* Job *
Could you return the listing below unchanged, starting at the line containing "x-tick-label: 12 [242,531,254,543]" and ending at the line containing "x-tick-label: 18 [328,531,340,543]", with both of those lines included?
※
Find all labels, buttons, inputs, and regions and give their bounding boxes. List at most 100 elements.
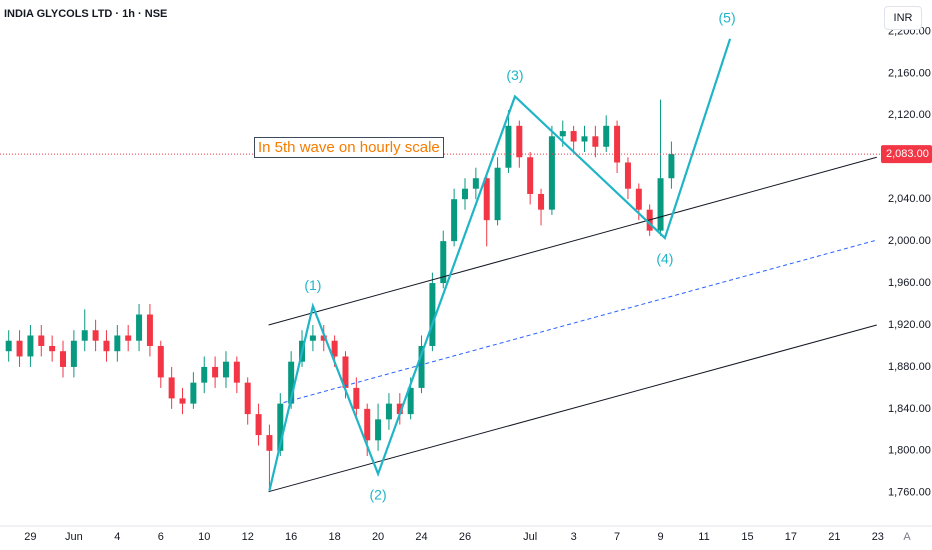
x-tick-label: 12 [242,531,254,543]
candle-body [635,188,642,210]
wave-label: (2) [370,487,387,503]
candle-body [244,382,251,415]
candle-body [472,178,479,189]
candle-body [505,125,512,168]
auto-scale-button[interactable]: A [903,531,911,543]
x-tick-label: 26 [459,531,471,543]
x-tick-label: Jul [523,531,537,543]
candle-body [614,125,621,163]
plot-area [0,38,880,493]
wave-label: (1) [304,277,321,293]
candle-body [494,167,501,221]
candle-body [38,335,45,346]
candle-body [461,188,468,200]
x-tick-label: 16 [285,531,297,543]
x-tick-label: 6 [158,531,164,543]
candle-body [125,335,132,341]
annotation: In 5th wave on hourly scale [254,137,444,158]
candle-body [233,361,240,383]
candle-body [114,335,121,352]
x-tick-label: 11 [698,531,709,543]
candle-body [548,136,555,210]
candle-body [353,387,360,409]
candle-body [92,330,99,341]
x-tick-label: 29 [24,531,36,543]
y-tick-label: 2,000.00 [888,235,931,247]
candle-body [27,335,34,357]
last-price-label: 2,083.00 [886,148,929,160]
x-tick-label: 18 [328,531,340,543]
x-tick-label: 9 [657,531,663,543]
candle-body [277,403,284,451]
candle-body [103,340,110,352]
candle-body [60,351,67,367]
y-tick-label: 1,800.00 [888,445,931,457]
candle-body [179,398,186,404]
candle-body [375,419,382,441]
x-tick-label: Jun [65,531,83,543]
candle-body [5,340,12,352]
y-tick-label: 1,960.00 [888,277,931,289]
candle-body [624,162,631,189]
candle-body [516,125,523,158]
trend-line [268,156,877,326]
candle-body [16,340,23,357]
candle-body [212,366,219,378]
y-tick-label: 1,840.00 [888,403,931,415]
candle-body [592,136,599,147]
candle-body [657,178,664,231]
candle-body [168,377,175,399]
x-tick-label: 23 [872,531,884,543]
candle-body [668,154,675,179]
wave-label: (3) [506,67,523,83]
x-tick-label: 10 [198,531,210,543]
candle-body [364,408,371,441]
candle-body [538,193,545,210]
candle-body [255,414,262,436]
x-tick-label: 21 [828,531,840,543]
y-tick-label: 2,160.00 [888,67,931,79]
candle-body [320,335,327,341]
candle-body [429,283,436,346]
x-tick-label: 15 [741,531,753,543]
candle-body [331,340,338,357]
wave-label: (5) [719,9,736,25]
candle-body [288,361,295,404]
candle-body [385,403,392,420]
y-tick-label: 1,760.00 [888,487,931,499]
candle-body [136,314,143,341]
candle-body [570,131,577,142]
x-tick-label: 17 [785,531,797,543]
x-tick-label: 4 [114,531,120,543]
candle-body [146,314,153,346]
y-tick-label: 2,040.00 [888,193,931,205]
candle-body [603,125,610,147]
y-tick-label: 1,920.00 [888,319,931,331]
candle-body [559,131,566,137]
candle-body [342,356,349,388]
x-tick-label: 24 [415,531,427,543]
candle-body [201,366,208,383]
x-tick-label: 20 [372,531,384,543]
currency-button[interactable]: INR [884,6,922,30]
candle-body [418,345,425,388]
y-tick-label: 2,120.00 [888,109,931,121]
candle-body [81,330,88,341]
x-tick-label: 7 [614,531,620,543]
candle-body [190,382,197,404]
candle-body [222,361,229,378]
wave-line [268,38,732,491]
trend-line [283,239,877,404]
wave-label: (4) [656,251,673,267]
candle-body [157,345,164,378]
candle-body [581,136,588,142]
candle-body [451,199,458,242]
candle-body [527,157,534,194]
candle-body [266,435,273,451]
last-price-tag [881,145,932,164]
candle-body [407,387,414,415]
trend-line [268,324,877,493]
candle-body [483,178,490,221]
※
* Output for this exercise *
x-tick-label: 12 [242,531,254,543]
candle-body [635,188,642,210]
wave-label: (2) [370,487,387,503]
candle-body [244,382,251,415]
candle-body [472,178,479,189]
candle-body [505,125,512,168]
auto-scale-button[interactable]: A [903,531,911,543]
x-tick-label: 26 [459,531,471,543]
x-tick-label: Jul [523,531,537,543]
candle-body [614,125,621,163]
plot-area [0,38,880,493]
wave-label: (1) [304,277,321,293]
candle-body [494,167,501,221]
candle-body [38,335,45,346]
candle-body [461,188,468,200]
x-tick-label: 16 [285,531,297,543]
x-tick-label: 6 [158,531,164,543]
candle-body [125,335,132,341]
annotation: In 5th wave on hourly scale [254,137,444,158]
candle-body [233,361,240,383]
candle-body [114,335,121,352]
x-tick-label: 11 [698,531,709,543]
candle-body [548,136,555,210]
candle-body [353,387,360,409]
candle-body [92,330,99,341]
x-tick-label: 29 [24,531,36,543]
y-tick-label: 2,000.00 [888,235,931,247]
candle-body [27,335,34,357]
last-price-label: 2,083.00 [886,148,929,160]
x-tick-label: 18 [328,531,340,543]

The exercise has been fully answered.